The data used in this study were collected between 2014 and 2016 in a survey, named “BikeILikeYou”, carried out among the employees of the RAS and municipal authorities. The survey had the objective to measure factors and barriers related to bicycle use, along with socio-demographic characteristics and the psychological aspects underlying individual’s behavior related to cycling (e.g. attitudes, belief, perceived behavior control, etc.) according to the Theory of Planned Behavior formulated by Ajzen, (1991). 4,691 individuals answered the questionnaire but 1,939 were incomplete, so the final sample used for estimation consisted of 2,752 observations.


The model specification includes 3 latent variables related to (1) beliefs about bicycle as a mean of transport, (2) Perceived Behavior Control depending on the contextual factors (perceived safety, integration with other travel modes, etc.) and (3) Intention of using the bike or starting to cycle were considered, based on the information collected in a survey. The items used as indicators for each LV were identified through Principal Component Analysis and a Factor Analysis.


First results indicated that a more positive belief about bicycle as a mean of transport corresponds to a higher probability to cycle. At the same time, the greater is the intention to cycle, the higher probability to cycle. It seems also that the intention weights more than beliefs in the choice (different magnitude of parameters estimated).


Models results highlight that, beside the individual characteristics (young individuals, males, without children in the household are more willing to cycle), the existence of latent aspects as belief (depending in particular on the level of education among all the socioeconomic characteristics) and intention (depending on household characteristics, income and car ownership) significantly affect the choice to use the bicycle.
------------------------------
## Exercise tasks
**A)** Reproduce the part of the cycling study text starting with "First results indicated" and going on through "use the bicycle.".
**B)** List the three latent variables included in the model specification of the cycling study text.
**C)** According to the cycling study text, how many observations made up the final sample used for estimation?

## Source records
------------------------------
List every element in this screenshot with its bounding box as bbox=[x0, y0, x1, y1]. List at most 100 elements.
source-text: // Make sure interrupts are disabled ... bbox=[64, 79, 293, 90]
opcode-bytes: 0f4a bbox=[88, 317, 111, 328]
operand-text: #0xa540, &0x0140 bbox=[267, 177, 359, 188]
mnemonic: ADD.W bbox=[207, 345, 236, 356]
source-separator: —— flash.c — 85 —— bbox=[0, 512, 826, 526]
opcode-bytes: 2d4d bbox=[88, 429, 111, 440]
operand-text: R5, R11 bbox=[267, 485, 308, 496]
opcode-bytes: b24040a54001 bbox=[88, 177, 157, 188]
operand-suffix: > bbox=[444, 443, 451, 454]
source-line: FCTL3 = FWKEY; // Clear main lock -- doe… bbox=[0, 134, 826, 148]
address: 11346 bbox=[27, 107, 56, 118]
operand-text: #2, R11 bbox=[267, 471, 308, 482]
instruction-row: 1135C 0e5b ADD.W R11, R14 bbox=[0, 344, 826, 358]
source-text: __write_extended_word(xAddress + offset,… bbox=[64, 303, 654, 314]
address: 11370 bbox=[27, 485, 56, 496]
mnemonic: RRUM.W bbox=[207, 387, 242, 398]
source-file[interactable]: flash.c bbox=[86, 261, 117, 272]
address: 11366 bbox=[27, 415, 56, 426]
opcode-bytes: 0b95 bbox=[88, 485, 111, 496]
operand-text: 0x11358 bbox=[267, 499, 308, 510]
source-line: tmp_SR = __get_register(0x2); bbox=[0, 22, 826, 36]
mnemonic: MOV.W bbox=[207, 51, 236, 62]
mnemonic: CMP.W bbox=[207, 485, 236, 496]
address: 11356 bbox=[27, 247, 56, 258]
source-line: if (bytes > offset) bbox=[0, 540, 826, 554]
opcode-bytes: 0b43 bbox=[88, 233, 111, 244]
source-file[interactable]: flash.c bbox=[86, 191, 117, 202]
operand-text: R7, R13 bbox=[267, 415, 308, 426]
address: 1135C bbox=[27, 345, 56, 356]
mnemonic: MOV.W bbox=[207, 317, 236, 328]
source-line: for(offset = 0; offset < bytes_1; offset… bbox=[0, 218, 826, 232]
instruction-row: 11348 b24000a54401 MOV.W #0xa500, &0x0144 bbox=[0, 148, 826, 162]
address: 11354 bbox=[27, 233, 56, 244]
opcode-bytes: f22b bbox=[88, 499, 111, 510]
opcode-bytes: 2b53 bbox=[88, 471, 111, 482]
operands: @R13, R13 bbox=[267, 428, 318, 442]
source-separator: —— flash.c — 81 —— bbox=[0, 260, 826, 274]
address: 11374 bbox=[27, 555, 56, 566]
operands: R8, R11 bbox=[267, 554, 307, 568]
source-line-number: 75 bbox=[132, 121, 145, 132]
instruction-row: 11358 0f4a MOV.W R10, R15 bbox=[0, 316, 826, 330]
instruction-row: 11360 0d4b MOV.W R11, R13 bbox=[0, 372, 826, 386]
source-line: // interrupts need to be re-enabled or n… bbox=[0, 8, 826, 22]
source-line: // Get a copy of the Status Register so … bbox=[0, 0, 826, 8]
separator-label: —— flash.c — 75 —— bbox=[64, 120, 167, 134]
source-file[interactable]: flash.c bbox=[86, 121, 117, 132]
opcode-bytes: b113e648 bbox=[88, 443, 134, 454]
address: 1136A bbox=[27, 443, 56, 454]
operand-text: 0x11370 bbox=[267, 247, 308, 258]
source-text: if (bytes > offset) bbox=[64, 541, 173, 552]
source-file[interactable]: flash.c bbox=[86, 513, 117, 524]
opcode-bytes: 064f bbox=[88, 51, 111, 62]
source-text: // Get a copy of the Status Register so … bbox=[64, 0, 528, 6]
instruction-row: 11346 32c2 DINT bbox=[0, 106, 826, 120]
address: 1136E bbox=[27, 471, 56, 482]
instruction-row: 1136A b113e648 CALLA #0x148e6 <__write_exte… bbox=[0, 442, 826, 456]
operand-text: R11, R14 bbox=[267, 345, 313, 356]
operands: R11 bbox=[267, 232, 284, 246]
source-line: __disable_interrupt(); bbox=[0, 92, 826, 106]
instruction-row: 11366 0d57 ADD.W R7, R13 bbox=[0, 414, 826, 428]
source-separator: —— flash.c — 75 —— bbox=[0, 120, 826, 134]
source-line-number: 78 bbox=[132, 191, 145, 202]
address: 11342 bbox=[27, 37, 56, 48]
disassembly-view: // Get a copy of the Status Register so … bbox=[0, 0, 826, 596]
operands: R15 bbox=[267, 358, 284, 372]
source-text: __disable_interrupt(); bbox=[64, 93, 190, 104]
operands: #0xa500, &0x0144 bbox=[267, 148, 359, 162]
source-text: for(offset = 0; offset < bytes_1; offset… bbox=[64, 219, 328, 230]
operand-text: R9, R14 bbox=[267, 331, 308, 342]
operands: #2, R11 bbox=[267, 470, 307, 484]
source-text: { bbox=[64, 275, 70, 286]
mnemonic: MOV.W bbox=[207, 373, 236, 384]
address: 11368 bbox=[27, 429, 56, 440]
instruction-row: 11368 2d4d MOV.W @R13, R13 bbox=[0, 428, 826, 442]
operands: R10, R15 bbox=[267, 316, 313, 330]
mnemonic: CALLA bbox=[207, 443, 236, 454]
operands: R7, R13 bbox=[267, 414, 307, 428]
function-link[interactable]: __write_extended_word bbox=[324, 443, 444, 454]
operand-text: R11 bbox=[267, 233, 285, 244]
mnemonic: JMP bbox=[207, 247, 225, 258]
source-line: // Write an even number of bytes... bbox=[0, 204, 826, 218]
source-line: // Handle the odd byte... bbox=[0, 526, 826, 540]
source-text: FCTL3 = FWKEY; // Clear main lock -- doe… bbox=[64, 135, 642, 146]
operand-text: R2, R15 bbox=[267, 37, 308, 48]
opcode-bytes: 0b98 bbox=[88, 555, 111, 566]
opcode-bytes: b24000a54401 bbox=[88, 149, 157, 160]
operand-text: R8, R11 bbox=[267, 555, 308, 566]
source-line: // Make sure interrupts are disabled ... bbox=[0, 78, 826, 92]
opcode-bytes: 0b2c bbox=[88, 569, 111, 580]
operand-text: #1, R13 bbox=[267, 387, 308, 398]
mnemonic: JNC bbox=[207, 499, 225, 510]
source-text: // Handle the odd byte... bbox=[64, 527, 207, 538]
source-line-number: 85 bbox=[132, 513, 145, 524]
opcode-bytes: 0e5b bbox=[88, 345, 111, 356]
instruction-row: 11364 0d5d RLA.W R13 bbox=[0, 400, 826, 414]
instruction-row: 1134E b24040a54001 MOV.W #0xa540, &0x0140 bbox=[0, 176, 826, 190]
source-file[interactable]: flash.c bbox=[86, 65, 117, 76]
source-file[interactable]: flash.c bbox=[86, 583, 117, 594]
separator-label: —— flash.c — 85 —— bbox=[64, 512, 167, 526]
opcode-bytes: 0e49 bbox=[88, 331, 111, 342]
------------------------------
## Answers for the tasks
**A)**
First results indicated that a more positive belief about bicycle as a mean of transport corresponds to a higher probability to cycle. At the same time, the greater is the intention to cycle, the higher probability to cycle. It seems also that the intention weights more than beliefs in the choice (different magnitude of parameters estimated).


Models results highlight that, beside the individual characteristics (young individuals, males, without children in the household are more willing to cycle), the existence of latent aspects as belief (depending in particular on the level of education among all the socioeconomic characteristics) and intention (depending on household characteristics, income and car ownership) significantly affect the choice to use the bicycle.

**B)**
1. Beliefs about the bicycle as a means of transport
2. Perceived Behavior Control, depending on contextual factors such as perceived safety and integration with other travel modes
3. Intention of using the bike or starting to cycle

**C)** 2,752 observations.